_What is expected_. Report how many lines contain the word "plain", with no other text.
══════════════════════════════
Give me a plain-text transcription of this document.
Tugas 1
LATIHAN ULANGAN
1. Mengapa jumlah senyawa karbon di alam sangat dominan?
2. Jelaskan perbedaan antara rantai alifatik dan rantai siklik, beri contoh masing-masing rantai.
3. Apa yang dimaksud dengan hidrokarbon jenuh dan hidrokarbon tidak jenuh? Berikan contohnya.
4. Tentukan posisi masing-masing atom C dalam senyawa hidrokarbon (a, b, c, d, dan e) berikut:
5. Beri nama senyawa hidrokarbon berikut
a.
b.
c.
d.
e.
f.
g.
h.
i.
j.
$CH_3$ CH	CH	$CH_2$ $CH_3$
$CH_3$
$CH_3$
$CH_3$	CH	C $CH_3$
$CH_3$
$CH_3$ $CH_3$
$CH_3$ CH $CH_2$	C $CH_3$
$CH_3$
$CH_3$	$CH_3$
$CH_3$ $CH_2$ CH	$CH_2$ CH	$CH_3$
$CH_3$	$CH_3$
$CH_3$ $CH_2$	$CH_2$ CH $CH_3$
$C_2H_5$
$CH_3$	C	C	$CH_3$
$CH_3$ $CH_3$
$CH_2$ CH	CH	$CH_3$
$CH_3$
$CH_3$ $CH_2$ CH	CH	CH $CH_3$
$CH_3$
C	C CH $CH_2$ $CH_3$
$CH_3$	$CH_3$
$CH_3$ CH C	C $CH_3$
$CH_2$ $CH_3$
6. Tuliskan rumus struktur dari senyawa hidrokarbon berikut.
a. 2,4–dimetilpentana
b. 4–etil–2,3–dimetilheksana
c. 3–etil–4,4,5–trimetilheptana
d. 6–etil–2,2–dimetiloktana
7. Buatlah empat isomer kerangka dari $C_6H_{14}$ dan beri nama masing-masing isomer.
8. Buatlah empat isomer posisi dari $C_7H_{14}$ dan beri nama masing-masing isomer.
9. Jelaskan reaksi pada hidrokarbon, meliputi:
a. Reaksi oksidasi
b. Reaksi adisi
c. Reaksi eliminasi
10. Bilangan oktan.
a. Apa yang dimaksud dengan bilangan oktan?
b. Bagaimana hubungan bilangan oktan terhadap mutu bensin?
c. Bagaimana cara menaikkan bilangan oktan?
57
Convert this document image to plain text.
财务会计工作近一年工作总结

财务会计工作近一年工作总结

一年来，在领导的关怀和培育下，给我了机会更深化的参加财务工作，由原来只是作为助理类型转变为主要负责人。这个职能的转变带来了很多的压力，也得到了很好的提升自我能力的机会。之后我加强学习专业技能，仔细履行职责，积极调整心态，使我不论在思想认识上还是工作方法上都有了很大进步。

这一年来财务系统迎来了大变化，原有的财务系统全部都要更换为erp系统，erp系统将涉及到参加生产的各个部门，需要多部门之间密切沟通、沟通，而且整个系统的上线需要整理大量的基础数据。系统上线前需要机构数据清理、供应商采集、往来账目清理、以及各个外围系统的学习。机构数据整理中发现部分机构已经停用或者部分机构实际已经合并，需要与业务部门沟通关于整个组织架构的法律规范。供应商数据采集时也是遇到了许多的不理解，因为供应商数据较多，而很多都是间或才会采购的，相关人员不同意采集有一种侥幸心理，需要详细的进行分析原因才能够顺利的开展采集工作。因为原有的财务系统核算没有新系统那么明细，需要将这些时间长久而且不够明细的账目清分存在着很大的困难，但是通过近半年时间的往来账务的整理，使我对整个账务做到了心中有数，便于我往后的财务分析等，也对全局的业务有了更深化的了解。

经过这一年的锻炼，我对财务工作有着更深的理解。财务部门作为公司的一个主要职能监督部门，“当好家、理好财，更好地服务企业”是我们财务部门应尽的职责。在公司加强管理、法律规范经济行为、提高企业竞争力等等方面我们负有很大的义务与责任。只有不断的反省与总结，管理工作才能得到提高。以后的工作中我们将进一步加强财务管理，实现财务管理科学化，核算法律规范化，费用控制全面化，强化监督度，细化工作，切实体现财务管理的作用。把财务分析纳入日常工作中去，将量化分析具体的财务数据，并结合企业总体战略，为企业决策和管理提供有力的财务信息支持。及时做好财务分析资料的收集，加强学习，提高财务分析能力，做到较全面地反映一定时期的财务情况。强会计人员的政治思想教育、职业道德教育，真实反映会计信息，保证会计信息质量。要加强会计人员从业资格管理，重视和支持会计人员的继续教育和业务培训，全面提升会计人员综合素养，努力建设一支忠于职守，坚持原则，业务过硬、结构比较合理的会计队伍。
══════════════════════════════
_The answer_. 2